__Record excerpts__:

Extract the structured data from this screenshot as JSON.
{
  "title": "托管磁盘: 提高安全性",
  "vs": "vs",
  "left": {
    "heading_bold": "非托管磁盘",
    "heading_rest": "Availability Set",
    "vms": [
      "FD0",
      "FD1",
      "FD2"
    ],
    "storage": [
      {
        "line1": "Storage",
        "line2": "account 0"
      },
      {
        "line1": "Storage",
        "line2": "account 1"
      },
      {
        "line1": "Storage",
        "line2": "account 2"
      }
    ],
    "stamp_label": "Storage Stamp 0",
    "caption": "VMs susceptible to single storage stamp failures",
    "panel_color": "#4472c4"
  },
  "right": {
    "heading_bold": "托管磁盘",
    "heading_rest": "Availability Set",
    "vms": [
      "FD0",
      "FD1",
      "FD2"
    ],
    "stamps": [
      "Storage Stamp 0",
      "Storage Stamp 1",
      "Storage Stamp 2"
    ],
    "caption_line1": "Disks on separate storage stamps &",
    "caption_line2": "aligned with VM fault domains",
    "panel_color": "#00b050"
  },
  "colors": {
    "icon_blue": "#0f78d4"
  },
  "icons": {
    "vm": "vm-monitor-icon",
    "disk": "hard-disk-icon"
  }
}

__Stated goal__:
Transcribe the entire listing above precisely.

__Exercise solution__:
Extract the structured data from this screenshot as JSON.
{
  "title": "托管磁盘: 提高安全性",
  "vs": "vs",
  "left": {
    "heading_bold": "非托管磁盘",
    "heading_rest": "Availability Set",
    "vms": [
      "FD0",
      "FD1",
      "FD2"
    ],
    "storage": [
      {
        "line1": "Storage",
        "line2": "account 0"
      },
      {
        "line1": "Storage",
        "line2": "account 1"
      },
      {
        "line1": "Storage",
        "line2": "account 2"
      }
    ],
    "stamp_label": "Storage Stamp 0",
    "caption": "VMs susceptible to single storage stamp failures",
    "panel_color": "#4472c4"
  },
  "right": {
    "heading_bold": "托管磁盘",
    "heading_rest": "Availability Set",
    "vms": [
      "FD0",
      "FD1",
      "FD2"
    ],
    "stamps": [
      "Storage Stamp 0",
      "Storage Stamp 1",
      "Storage Stamp 2"
    ],
    "caption_line1": "Disks on separate storage stamps &",
    "caption_line2": "aligned with VM fault domains",
    "panel_color": "#00b050"
  },
  "colors": {
    "icon_blue": "#0f78d4"
  },
  "icons": {
    "vm": "vm-monitor-icon",
    "disk": "hard-disk-icon"
  }
}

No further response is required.